[Dataset records on visual material]
** begin **

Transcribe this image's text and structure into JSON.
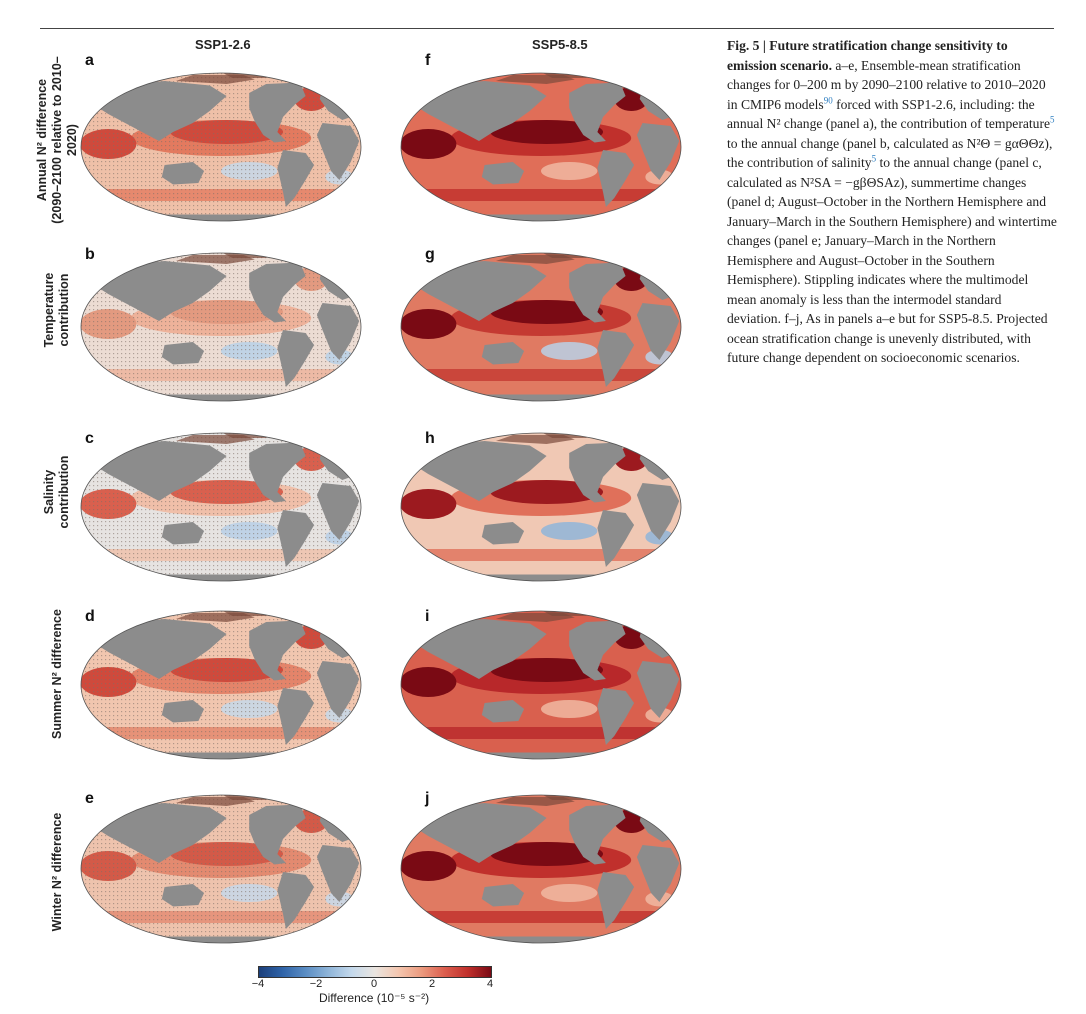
{
  "columns": {
    "left": "SSP1-2.6",
    "right": "SSP5-8.5"
  },
  "rows": [
    {
      "label_line1": "Annual N² difference",
      "label_line2": "(2090–2100 relative to 2010–2020)",
      "left_letter": "a",
      "right_letter": "f"
    },
    {
      "label_line1": "Temperature",
      "label_line2": "contribution",
      "left_letter": "b",
      "right_letter": "g"
    },
    {
      "label_line1": "Salinity",
      "label_line2": "contribution",
      "left_letter": "c",
      "right_letter": "h"
    },
    {
      "label_line1": "Summer N² difference",
      "label_line2": "",
      "left_letter": "d",
      "right_letter": "i"
    },
    {
      "label_line1": "Winter N² difference",
      "label_line2": "",
      "left_letter": "e",
      "right_letter": "j"
    }
  ],
  "colorbar": {
    "label": "Difference (10⁻⁵ s⁻²)",
    "ticks": [
      "−4",
      "−2",
      "0",
      "2",
      "4"
    ],
    "range": [
      -4,
      4
    ],
    "colors": [
      "#1b3f7a",
      "#2f63a8",
      "#5a8dc4",
      "#8fb5d9",
      "#c4d9ec",
      "#eae5e0",
      "#f4c7b0",
      "#ec9b7f",
      "#dc5e4e",
      "#c0302c",
      "#7a0a14"
    ]
  },
  "map_colors": {
    "land": "#8c8c8c",
    "sea_ice": "#ffffff"
  },
  "caption": {
    "fig": "Fig. 5 | Future stratification change sensitivity to emission scenario.",
    "p1": " a–e, Ensemble-mean stratification changes for 0–200 m by 2090–2100 relative to 2010–2020 in CMIP6 models",
    "ref90": "90",
    "p2": " forced with SSP1-2.6, including: the annual N² change (panel a), the contribution of temperature",
    "ref5a": "5",
    "p3": " to the annual change (panel b, calculated as N²Θ = gαΘΘz), the contribution of salinity",
    "ref5b": "5",
    "p4": " to the annual change (panel c, calculated as N²SA = −gβΘSAz), summertime changes (panel d; August–October in the Northern Hemisphere and January–March in the Southern Hemisphere) and wintertime changes (panel e; January–March in the Northern Hemisphere and August–October in the Southern Hemisphere). Stippling indicates where the multimodel mean anomaly is less than the intermodel standard deviation. f–j, As in panels a–e but for SSP5-8.5. Projected ocean stratification change is unevenly distributed, with future change dependent on socioeconomic scenarios."
  },
  "panels": [
    {
      "id": "a",
      "ocean": "#efc0a8",
      "warm": "#e37a5f",
      "hot": "#cf4a3c",
      "cool": "#c6d8ea",
      "stipple": true
    },
    {
      "id": "b",
      "ocean": "#ecdcd3",
      "warm": "#eeb29a",
      "hot": "#e39a80",
      "cool": "#b9d1e8",
      "stipple": true
    },
    {
      "id": "c",
      "ocean": "#e6e3e1",
      "warm": "#f0bfa9",
      "hot": "#d9604e",
      "cool": "#b7cfe6",
      "stipple": true
    },
    {
      "id": "d",
      "ocean": "#f1c6af",
      "warm": "#e4846a",
      "hot": "#cf4a3c",
      "cool": "#c6d8ea",
      "stipple": true
    },
    {
      "id": "e",
      "ocean": "#eec3ad",
      "warm": "#e38a70",
      "hot": "#d35a48",
      "cool": "#c6d8ea",
      "stipple": true
    },
    {
      "id": "f",
      "ocean": "#e06e58",
      "warm": "#c0302c",
      "hot": "#7a0a14",
      "cool": "#f0b9a2",
      "stipple": false
    },
    {
      "id": "g",
      "ocean": "#e07a62",
      "warm": "#c43a32",
      "hot": "#7a0a14",
      "cool": "#b9d1e8",
      "stipple": false
    },
    {
      "id": "h",
      "ocean": "#f0c8b4",
      "warm": "#e0705a",
      "hot": "#9c1a1f",
      "cool": "#8fb5d9",
      "stipple": false
    },
    {
      "id": "i",
      "ocean": "#d9604e",
      "warm": "#b8282a",
      "hot": "#7a0a14",
      "cool": "#f0b9a2",
      "stipple": false
    },
    {
      "id": "j",
      "ocean": "#e07a62",
      "warm": "#c0302c",
      "hot": "#7a0a14",
      "cool": "#f0b9a2",
      "stipple": false
    }
  ]
}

** end **

# The problem
Where does the word "contribution" appear in the listing? List each line that holds it.

# The completed task
      "label_line2": "contribution",
      "label_line2": "contribution",
    "p2": " forced with SSP1-2.6, including: the annual N² change (panel a), the contribution of temperature",
    "p3": " to the annual change (panel b, calculated as N²Θ = gαΘΘz), the contribution of salinity",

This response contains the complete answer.